[Source data]

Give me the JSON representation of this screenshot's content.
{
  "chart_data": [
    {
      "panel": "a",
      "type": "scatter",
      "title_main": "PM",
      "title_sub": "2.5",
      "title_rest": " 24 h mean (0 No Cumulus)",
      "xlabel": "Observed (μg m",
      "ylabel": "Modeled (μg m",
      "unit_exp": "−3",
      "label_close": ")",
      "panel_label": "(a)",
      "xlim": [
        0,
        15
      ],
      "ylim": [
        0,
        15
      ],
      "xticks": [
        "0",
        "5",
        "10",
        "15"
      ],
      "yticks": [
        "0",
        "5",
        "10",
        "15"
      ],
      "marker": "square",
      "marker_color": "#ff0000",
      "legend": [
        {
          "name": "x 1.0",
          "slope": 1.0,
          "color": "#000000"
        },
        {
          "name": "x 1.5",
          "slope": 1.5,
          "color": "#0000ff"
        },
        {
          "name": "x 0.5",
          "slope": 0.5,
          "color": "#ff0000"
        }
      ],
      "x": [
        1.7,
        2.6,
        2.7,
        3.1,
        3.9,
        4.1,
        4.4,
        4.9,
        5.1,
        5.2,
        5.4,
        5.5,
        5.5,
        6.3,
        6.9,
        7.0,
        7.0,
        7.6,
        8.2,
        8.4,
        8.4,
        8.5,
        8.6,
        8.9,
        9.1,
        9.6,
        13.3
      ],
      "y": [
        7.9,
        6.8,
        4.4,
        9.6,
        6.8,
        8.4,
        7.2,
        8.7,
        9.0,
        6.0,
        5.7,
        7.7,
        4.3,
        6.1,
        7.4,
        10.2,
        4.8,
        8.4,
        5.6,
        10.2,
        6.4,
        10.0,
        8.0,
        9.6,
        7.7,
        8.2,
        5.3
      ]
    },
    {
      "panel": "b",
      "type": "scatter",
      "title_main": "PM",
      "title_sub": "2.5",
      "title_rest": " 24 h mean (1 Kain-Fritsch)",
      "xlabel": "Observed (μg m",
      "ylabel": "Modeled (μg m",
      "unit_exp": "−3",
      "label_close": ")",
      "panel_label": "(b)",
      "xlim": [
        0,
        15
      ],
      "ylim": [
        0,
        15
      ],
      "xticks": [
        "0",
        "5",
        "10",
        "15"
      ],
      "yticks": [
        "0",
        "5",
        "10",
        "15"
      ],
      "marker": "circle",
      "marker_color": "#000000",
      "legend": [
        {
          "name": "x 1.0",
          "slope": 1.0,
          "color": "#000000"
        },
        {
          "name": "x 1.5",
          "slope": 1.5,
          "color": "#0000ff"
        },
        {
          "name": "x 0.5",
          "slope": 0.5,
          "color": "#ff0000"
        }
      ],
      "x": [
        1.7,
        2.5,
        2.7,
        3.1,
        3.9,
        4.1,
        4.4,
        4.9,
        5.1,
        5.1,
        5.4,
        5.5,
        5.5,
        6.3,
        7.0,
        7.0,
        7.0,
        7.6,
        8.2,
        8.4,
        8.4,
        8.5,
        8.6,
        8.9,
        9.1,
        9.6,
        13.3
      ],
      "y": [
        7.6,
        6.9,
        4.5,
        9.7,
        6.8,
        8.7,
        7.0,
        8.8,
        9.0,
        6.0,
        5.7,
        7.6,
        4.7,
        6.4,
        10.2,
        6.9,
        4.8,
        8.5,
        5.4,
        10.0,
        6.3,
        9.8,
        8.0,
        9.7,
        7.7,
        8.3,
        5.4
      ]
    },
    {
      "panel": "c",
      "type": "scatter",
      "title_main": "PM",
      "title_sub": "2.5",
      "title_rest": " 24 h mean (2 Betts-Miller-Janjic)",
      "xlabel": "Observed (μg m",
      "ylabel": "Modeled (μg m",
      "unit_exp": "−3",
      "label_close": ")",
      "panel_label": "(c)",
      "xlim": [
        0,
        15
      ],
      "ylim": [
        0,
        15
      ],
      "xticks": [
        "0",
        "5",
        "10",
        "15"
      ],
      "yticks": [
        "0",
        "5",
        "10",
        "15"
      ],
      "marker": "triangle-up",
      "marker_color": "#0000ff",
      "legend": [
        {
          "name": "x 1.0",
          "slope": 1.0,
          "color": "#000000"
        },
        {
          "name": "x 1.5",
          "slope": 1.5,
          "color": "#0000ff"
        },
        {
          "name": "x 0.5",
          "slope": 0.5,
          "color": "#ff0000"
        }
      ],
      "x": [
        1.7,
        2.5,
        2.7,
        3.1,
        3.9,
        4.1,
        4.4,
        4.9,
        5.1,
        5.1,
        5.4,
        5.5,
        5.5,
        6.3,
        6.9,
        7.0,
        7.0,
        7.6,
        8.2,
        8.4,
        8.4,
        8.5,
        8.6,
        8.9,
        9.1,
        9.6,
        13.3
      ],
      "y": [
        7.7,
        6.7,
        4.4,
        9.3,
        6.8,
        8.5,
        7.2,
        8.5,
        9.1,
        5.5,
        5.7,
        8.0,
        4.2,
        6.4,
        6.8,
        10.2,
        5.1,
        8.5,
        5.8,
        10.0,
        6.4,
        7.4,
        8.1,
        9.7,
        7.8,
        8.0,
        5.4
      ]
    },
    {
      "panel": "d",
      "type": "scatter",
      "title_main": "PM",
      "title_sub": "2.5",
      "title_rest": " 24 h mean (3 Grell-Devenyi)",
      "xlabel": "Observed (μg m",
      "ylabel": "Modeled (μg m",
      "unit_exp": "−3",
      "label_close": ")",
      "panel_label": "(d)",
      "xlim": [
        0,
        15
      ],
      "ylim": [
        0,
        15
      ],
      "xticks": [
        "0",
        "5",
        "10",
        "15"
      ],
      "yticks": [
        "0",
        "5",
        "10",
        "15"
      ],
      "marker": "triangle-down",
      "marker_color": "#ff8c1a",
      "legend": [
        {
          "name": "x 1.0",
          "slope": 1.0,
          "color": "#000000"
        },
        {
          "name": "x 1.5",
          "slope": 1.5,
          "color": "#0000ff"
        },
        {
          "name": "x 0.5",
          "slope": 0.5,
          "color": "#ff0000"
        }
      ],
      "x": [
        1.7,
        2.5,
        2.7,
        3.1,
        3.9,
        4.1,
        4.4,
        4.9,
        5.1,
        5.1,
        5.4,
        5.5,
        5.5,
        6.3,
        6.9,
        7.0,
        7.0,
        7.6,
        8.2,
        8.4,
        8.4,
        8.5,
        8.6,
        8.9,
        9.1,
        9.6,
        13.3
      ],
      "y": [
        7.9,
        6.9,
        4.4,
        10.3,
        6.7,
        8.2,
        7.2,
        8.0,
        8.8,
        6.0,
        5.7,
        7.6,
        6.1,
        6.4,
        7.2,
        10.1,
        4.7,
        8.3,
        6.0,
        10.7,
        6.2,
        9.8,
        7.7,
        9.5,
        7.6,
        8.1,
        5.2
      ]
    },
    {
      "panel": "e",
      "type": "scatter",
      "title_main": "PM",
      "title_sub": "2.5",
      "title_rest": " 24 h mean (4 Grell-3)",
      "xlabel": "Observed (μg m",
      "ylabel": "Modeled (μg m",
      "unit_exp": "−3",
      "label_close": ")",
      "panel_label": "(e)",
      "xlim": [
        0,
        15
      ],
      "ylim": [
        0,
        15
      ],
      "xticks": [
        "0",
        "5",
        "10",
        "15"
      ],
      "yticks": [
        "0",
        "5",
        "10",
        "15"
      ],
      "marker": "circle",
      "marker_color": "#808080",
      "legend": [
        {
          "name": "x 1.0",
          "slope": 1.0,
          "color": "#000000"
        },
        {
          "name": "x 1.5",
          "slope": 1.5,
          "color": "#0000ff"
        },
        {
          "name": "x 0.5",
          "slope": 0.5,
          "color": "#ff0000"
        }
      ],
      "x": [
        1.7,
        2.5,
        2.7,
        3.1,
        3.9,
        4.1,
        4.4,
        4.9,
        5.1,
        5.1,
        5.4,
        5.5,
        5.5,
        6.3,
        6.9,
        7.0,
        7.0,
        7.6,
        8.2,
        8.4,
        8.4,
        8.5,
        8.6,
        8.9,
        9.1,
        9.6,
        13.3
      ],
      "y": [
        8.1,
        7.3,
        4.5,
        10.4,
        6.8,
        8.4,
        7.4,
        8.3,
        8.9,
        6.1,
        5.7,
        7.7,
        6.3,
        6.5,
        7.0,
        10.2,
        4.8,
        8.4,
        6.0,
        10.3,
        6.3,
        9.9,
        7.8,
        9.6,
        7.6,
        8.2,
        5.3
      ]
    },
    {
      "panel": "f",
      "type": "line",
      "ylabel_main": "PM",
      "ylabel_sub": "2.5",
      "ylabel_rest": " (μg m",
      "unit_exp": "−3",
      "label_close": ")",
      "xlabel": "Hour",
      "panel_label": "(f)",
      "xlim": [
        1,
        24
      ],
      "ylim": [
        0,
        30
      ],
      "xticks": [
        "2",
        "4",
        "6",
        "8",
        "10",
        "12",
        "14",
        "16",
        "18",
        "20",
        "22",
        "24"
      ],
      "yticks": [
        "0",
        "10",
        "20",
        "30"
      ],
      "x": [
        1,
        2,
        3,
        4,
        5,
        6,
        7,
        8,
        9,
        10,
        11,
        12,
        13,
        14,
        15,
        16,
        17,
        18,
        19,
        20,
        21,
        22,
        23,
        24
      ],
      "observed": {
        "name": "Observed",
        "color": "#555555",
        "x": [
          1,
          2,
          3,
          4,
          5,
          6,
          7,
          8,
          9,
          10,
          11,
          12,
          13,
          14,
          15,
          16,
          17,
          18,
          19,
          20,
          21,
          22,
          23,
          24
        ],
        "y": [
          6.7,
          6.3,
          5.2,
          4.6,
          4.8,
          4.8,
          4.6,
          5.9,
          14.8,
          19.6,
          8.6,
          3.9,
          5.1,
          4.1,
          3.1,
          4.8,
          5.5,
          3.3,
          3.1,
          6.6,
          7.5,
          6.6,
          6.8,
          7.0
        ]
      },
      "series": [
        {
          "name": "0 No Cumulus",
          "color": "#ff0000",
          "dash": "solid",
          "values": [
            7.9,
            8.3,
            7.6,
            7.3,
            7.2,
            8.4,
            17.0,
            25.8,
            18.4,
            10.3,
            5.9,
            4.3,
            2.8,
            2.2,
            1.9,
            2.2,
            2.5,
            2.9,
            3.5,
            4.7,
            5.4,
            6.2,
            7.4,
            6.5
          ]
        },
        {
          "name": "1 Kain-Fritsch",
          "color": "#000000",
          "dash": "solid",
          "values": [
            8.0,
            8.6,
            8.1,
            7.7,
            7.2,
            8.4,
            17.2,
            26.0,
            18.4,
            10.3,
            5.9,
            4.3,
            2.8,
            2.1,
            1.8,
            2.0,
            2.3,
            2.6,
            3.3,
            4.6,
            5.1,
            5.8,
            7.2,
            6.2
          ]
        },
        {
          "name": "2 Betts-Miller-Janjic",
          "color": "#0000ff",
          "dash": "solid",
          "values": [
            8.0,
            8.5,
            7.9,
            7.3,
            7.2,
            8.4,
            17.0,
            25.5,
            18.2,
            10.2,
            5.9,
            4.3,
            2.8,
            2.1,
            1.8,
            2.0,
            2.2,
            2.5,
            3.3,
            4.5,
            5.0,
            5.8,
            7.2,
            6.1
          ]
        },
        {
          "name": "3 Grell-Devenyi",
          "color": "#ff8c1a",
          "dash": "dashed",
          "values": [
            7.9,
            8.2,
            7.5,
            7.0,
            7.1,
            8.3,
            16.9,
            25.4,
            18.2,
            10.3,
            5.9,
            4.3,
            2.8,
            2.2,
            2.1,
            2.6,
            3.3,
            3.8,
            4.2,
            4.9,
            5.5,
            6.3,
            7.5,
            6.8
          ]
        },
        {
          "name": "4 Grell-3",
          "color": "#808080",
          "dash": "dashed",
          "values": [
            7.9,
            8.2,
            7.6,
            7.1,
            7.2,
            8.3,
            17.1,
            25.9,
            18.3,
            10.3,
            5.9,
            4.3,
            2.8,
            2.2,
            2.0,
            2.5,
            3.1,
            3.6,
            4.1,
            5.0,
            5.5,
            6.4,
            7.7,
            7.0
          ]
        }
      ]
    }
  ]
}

EXERCISE GOAL: Check each line in the listing above for the string "Devenyi", then report how many lines contain it, with no other text.

EXERCISE ANSWER: 2